• _Rows_:
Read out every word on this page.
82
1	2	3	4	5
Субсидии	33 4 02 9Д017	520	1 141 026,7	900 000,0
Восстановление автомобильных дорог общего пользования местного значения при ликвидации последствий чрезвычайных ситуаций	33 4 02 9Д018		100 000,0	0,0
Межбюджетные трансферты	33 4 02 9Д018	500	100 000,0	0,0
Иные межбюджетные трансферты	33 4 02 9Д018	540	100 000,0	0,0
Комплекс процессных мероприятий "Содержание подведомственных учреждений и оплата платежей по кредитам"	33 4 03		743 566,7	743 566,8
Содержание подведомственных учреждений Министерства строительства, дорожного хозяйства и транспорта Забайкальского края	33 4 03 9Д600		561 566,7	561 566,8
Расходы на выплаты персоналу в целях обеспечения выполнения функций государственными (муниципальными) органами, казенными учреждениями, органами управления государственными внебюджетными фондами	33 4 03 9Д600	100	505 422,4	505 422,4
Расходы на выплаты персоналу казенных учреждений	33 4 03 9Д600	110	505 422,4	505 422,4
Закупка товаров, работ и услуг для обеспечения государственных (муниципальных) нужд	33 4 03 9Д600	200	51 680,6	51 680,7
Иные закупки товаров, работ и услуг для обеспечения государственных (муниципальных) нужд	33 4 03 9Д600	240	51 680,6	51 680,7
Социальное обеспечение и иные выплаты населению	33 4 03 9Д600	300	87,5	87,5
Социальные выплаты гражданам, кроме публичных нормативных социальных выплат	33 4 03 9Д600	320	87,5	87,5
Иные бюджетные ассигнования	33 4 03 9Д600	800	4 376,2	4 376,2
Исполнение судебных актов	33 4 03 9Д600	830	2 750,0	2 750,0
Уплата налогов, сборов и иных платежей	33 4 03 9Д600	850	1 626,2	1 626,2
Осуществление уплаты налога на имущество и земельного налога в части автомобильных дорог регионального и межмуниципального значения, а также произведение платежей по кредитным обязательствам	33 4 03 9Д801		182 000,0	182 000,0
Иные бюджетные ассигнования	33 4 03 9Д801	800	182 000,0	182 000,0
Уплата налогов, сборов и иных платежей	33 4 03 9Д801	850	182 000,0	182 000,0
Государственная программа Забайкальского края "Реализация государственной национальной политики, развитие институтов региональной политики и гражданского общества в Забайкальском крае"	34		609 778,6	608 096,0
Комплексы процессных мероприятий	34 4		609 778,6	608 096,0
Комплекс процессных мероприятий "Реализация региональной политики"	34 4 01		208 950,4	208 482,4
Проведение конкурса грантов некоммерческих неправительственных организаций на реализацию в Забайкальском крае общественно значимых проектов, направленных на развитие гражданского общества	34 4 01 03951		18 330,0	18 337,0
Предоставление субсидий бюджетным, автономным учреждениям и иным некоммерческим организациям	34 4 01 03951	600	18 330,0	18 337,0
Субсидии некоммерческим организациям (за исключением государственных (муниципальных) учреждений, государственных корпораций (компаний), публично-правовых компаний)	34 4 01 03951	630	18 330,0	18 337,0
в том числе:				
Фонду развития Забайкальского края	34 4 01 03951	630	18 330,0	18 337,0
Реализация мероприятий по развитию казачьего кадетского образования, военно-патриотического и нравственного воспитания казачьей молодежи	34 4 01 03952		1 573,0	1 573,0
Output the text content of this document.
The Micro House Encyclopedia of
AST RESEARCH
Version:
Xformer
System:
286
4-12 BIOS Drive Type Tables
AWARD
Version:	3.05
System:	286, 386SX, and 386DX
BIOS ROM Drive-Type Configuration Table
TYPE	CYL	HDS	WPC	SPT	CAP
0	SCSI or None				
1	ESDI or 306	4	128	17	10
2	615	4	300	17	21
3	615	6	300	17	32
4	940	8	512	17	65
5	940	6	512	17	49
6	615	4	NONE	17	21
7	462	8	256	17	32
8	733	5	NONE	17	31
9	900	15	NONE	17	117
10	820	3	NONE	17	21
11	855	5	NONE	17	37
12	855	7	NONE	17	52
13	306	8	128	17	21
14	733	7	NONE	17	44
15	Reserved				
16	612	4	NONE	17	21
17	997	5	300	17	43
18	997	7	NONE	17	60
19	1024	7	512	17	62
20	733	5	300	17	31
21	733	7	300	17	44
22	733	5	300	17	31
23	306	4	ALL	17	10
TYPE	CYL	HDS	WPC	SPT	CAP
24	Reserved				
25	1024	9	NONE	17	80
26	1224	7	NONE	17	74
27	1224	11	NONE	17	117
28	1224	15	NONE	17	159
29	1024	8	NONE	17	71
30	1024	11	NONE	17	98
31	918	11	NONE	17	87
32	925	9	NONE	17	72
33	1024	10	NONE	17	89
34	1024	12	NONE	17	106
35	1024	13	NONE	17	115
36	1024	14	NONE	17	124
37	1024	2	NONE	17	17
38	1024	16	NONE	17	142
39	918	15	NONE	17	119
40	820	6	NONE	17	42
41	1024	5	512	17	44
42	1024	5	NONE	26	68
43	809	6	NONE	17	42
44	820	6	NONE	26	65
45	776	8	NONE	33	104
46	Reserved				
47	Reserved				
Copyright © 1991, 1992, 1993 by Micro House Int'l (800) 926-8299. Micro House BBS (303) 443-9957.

• _Exercise brief_:
Of the lines in this material, state how many hold the string "Забайкальском". Write no other words.

• _Answer to this problem_:
2